> [SET PROBLEM]: Select all lines holding the word "worked" from the entries that follow.

-*-*-

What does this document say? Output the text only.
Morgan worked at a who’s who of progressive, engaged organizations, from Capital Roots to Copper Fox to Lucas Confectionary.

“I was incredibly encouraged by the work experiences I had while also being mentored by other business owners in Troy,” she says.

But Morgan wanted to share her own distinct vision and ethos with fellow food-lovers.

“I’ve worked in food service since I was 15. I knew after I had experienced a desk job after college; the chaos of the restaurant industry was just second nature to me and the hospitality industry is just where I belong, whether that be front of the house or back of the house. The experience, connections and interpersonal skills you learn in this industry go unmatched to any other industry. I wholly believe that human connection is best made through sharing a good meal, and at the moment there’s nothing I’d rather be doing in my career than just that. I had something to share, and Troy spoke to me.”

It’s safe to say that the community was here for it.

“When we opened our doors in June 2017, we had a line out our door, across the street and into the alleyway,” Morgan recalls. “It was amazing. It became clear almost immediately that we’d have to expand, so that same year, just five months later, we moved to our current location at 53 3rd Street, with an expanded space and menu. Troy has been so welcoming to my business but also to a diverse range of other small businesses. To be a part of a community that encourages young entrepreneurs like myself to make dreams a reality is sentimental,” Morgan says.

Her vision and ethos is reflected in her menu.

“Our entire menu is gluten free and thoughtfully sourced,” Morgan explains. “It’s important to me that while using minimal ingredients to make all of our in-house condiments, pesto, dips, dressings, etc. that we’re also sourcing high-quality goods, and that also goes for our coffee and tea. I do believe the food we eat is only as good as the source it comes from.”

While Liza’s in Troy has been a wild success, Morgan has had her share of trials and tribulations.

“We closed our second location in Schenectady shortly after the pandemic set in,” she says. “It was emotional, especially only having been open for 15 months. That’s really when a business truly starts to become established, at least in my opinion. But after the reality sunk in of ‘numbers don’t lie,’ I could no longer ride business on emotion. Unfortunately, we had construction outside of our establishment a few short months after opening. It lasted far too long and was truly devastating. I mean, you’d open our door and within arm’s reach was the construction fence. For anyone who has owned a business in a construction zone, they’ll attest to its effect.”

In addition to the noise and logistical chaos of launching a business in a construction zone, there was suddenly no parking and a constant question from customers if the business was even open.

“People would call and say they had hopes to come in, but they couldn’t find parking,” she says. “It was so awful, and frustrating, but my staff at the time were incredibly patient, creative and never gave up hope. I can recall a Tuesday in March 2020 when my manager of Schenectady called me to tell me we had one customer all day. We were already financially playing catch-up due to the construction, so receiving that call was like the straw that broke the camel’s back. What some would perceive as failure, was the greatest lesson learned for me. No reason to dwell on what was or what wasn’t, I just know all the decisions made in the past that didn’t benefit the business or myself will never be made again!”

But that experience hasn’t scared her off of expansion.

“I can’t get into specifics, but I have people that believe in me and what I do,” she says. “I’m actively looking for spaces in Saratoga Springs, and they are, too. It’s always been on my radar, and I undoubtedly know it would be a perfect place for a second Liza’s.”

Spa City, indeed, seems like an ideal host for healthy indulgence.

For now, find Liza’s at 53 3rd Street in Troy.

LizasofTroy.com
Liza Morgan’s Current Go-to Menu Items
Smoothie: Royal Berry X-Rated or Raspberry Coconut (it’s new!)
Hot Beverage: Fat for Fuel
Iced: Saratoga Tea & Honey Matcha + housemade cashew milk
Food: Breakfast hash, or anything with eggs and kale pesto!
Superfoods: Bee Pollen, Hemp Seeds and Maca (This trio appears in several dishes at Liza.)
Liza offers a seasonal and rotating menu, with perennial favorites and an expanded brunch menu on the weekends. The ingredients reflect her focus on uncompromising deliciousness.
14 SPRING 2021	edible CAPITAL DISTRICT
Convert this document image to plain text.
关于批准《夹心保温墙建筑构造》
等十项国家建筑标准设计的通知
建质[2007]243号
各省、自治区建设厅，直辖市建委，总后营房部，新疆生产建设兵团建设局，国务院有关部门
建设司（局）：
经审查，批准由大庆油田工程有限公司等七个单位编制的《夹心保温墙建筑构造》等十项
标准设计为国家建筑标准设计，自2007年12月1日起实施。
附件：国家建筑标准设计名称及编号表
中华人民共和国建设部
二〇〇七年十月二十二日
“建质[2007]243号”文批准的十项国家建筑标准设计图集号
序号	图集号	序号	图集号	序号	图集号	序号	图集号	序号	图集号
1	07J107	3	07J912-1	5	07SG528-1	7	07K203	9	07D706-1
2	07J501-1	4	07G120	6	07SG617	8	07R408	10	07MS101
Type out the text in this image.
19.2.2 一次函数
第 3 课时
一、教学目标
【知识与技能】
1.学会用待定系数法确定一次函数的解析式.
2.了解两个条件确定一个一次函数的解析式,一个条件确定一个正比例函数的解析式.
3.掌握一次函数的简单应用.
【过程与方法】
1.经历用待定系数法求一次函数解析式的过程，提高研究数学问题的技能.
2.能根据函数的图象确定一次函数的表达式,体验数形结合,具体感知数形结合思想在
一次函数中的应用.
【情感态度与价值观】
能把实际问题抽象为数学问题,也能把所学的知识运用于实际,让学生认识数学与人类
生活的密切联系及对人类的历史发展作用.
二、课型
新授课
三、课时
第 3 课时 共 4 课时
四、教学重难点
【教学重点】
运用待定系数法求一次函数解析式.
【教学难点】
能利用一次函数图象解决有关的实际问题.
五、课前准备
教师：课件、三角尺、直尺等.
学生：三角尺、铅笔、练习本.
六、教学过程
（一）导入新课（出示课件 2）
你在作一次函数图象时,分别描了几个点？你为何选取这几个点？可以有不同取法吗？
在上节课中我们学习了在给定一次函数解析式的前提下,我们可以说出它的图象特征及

-*-*-

> [THE RESPONSE]:
Morgan worked at a who’s who of progressive, engaged organizations, from Capital Roots to Copper Fox to Lucas Confectionary.
“I’ve worked in food service since I was 15. I knew after I had experienced a desk job after college; the chaos of the restaurant industry was just second nature to me and the hospitality industry is just where I belong, whether that be front of the house or back of the house. The experience, connections and interpersonal skills you learn in this industry go unmatched to any other industry. I wholly believe that human connection is best made through sharing a good meal, and at the moment there’s nothing I’d rather be doing in my career than just that. I had something to share, and Troy spoke to me.”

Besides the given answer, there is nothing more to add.